Information shown.
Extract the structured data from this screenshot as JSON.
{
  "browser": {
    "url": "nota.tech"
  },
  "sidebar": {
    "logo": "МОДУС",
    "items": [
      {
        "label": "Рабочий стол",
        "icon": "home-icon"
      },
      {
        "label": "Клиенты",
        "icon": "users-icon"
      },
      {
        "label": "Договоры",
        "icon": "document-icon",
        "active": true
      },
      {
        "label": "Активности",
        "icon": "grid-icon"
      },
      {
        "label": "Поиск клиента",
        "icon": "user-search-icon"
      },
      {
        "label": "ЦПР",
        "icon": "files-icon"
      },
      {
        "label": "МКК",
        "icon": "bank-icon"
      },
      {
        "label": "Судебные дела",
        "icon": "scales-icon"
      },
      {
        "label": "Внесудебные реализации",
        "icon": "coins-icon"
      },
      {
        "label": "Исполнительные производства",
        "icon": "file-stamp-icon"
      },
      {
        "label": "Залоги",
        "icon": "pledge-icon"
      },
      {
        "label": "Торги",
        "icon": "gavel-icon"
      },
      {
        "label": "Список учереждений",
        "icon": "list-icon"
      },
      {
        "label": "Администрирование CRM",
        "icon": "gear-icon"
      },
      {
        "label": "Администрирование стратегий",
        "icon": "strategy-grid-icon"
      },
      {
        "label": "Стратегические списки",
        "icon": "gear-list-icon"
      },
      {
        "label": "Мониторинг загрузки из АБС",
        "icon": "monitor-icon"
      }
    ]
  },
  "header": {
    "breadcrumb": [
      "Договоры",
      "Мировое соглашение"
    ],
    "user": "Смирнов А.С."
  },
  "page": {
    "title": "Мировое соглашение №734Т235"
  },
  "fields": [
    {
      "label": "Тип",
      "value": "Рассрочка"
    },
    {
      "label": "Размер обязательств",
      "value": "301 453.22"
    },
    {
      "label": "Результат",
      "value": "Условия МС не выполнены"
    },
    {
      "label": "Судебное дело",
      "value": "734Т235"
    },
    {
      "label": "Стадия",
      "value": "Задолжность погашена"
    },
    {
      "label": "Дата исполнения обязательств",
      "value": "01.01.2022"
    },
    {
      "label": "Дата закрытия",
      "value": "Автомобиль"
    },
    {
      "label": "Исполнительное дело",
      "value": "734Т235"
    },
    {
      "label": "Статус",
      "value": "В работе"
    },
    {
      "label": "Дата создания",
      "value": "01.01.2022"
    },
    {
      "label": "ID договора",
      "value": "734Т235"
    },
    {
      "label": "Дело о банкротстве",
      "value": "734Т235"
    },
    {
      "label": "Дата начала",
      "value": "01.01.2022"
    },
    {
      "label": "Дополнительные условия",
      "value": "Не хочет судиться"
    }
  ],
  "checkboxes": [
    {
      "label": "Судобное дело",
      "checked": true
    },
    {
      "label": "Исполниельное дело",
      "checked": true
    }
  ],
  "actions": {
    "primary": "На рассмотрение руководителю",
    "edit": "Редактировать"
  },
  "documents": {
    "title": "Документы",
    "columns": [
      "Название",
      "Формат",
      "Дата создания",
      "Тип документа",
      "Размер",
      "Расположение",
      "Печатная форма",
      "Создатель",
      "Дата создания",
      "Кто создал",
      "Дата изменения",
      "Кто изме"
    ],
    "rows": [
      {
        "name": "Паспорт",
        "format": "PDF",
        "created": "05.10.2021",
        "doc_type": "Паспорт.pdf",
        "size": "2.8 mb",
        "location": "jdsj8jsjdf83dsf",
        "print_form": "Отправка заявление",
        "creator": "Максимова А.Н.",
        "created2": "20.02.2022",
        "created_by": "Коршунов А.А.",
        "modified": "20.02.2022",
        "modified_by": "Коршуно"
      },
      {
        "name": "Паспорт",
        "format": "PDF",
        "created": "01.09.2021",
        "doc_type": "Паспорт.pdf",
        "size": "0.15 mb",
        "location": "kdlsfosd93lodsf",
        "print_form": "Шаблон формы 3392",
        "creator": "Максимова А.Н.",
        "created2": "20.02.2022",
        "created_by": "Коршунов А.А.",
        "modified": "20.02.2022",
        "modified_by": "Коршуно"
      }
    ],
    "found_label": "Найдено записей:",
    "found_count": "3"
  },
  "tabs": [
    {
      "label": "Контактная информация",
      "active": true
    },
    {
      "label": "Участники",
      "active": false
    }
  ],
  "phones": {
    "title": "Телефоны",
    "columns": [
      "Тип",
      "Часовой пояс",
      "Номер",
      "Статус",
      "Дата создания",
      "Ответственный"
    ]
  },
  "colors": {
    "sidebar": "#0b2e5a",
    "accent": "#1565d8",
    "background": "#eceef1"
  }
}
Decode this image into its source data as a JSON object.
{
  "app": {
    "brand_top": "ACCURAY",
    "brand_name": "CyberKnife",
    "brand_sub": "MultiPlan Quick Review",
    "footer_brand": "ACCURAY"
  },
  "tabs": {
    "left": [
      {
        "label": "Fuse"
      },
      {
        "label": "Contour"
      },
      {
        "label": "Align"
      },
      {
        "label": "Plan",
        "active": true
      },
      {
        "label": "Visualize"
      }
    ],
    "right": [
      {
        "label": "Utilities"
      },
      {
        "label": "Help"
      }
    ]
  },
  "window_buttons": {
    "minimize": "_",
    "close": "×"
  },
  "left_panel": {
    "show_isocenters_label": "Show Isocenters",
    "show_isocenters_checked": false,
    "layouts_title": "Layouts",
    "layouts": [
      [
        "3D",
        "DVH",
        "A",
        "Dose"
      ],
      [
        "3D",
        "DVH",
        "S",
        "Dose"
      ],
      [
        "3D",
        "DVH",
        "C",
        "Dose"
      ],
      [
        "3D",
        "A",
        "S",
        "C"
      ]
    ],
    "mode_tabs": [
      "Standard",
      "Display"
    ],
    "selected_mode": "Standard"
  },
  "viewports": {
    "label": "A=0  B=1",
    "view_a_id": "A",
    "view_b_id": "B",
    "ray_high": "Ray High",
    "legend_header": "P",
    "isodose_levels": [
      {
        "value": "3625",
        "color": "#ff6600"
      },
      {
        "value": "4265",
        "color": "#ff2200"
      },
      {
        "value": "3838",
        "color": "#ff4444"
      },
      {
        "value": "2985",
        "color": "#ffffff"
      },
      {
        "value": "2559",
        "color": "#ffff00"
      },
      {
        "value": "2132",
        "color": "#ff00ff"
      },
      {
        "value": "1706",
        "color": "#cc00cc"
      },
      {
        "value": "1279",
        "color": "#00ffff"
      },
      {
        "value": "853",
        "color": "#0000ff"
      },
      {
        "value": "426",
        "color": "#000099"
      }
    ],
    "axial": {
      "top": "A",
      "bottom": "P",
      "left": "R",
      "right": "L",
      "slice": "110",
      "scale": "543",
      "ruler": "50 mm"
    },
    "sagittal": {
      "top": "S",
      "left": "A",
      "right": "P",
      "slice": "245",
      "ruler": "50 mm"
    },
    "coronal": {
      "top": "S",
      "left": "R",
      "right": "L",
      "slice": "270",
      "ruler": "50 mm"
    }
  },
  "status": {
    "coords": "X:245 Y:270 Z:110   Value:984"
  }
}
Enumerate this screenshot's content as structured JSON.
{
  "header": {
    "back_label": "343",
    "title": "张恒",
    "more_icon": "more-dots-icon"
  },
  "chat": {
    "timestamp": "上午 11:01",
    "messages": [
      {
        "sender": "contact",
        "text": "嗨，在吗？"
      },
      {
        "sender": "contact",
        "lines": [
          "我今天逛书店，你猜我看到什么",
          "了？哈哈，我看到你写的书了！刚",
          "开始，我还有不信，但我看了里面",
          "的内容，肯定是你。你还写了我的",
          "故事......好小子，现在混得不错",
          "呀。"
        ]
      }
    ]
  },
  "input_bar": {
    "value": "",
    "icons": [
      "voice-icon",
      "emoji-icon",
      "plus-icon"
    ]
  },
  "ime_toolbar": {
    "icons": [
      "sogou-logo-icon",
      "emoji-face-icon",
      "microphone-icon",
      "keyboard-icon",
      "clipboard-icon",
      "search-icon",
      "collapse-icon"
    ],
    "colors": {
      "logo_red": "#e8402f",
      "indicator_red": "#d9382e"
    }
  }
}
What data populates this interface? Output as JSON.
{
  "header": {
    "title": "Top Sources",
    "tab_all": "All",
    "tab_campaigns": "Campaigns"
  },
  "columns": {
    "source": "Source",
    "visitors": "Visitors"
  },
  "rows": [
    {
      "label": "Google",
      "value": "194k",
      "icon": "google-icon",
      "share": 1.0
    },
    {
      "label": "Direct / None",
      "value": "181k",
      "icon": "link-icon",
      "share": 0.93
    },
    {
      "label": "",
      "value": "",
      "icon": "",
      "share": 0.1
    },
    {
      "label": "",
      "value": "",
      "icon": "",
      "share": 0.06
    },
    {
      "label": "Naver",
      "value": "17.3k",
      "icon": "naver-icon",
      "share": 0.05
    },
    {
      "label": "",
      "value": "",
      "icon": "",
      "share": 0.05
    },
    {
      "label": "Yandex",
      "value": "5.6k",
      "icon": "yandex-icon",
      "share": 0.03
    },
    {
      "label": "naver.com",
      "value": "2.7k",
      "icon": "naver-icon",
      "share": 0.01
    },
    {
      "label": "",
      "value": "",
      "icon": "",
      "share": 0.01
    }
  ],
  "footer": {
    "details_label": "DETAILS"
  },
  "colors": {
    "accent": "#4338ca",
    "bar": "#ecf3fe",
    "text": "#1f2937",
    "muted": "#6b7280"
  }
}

Instruction.
Lines that hold the word "data" are the ones to return, every one of them.

Task response.
Extract the structured data from this screenshot as JSON.
Decode this image into its source data as a JSON object.
What data populates this interface? Output as JSON.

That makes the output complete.